> [EXCERPTED DATA]:
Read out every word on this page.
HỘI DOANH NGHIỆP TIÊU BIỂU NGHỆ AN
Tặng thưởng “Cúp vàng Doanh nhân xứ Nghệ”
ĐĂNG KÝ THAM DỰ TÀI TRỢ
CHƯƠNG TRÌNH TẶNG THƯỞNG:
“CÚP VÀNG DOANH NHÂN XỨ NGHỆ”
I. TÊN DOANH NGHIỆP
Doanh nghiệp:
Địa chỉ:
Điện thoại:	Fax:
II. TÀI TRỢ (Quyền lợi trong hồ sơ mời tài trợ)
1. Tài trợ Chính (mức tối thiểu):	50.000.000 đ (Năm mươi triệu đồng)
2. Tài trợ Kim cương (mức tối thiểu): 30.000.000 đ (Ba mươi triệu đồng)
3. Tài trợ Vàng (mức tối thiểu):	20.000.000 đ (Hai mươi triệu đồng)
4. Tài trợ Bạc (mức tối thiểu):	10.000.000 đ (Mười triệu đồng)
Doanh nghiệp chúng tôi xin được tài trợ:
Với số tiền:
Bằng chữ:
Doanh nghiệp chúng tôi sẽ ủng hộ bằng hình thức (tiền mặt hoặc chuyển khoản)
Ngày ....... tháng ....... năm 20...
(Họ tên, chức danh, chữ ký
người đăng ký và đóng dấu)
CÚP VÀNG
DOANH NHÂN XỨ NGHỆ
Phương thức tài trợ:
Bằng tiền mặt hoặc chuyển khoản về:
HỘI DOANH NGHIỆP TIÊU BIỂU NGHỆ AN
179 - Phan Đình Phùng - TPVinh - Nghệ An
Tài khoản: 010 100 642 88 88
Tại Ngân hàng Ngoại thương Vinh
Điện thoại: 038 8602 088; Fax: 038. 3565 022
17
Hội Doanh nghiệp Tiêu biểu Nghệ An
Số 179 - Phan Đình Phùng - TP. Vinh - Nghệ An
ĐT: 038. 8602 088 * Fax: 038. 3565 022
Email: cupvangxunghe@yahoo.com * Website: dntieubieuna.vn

> [EXERCISE INSTRUCTIONS]: All entries must be repeated verbatim.

> [COMPLETE RESPONSE]:
Read out every word on this page.
HỘI DOANH NGHIỆP TIÊU BIỂU NGHỆ AN
Tặng thưởng “Cúp vàng Doanh nhân xứ Nghệ”
ĐĂNG KÝ THAM DỰ TÀI TRỢ
CHƯƠNG TRÌNH TẶNG THƯỞNG:
“CÚP VÀNG DOANH NHÂN XỨ NGHỆ”
I. TÊN DOANH NGHIỆP
Doanh nghiệp:
Địa chỉ:
Điện thoại:	Fax:
II. TÀI TRỢ (Quyền lợi trong hồ sơ mời tài trợ)
1. Tài trợ Chính (mức tối thiểu):	50.000.000 đ (Năm mươi triệu đồng)
2. Tài trợ Kim cương (mức tối thiểu): 30.000.000 đ (Ba mươi triệu đồng)
3. Tài trợ Vàng (mức tối thiểu):	20.000.000 đ (Hai mươi triệu đồng)
4. Tài trợ Bạc (mức tối thiểu):	10.000.000 đ (Mười triệu đồng)
Doanh nghiệp chúng tôi xin được tài trợ:
Với số tiền:
Bằng chữ:
Doanh nghiệp chúng tôi sẽ ủng hộ bằng hình thức (tiền mặt hoặc chuyển khoản)
Ngày ....... tháng ....... năm 20...
(Họ tên, chức danh, chữ ký
người đăng ký và đóng dấu)
CÚP VÀNG
DOANH NHÂN XỨ NGHỆ
Phương thức tài trợ:
Bằng tiền mặt hoặc chuyển khoản về:
HỘI DOANH NGHIỆP TIÊU BIỂU NGHỆ AN
179 - Phan Đình Phùng - TPVinh - Nghệ An
Tài khoản: 010 100 642 88 88
Tại Ngân hàng Ngoại thương Vinh
Điện thoại: 038 8602 088; Fax: 038. 3565 022
17
Hội Doanh nghiệp Tiêu biểu Nghệ An
Số 179 - Phan Đình Phùng - TP. Vinh - Nghệ An
ĐT: 038. 8602 088 * Fax: 038. 3565 022
Email: cupvangxunghe@yahoo.com * Website: dntieubieuna.vn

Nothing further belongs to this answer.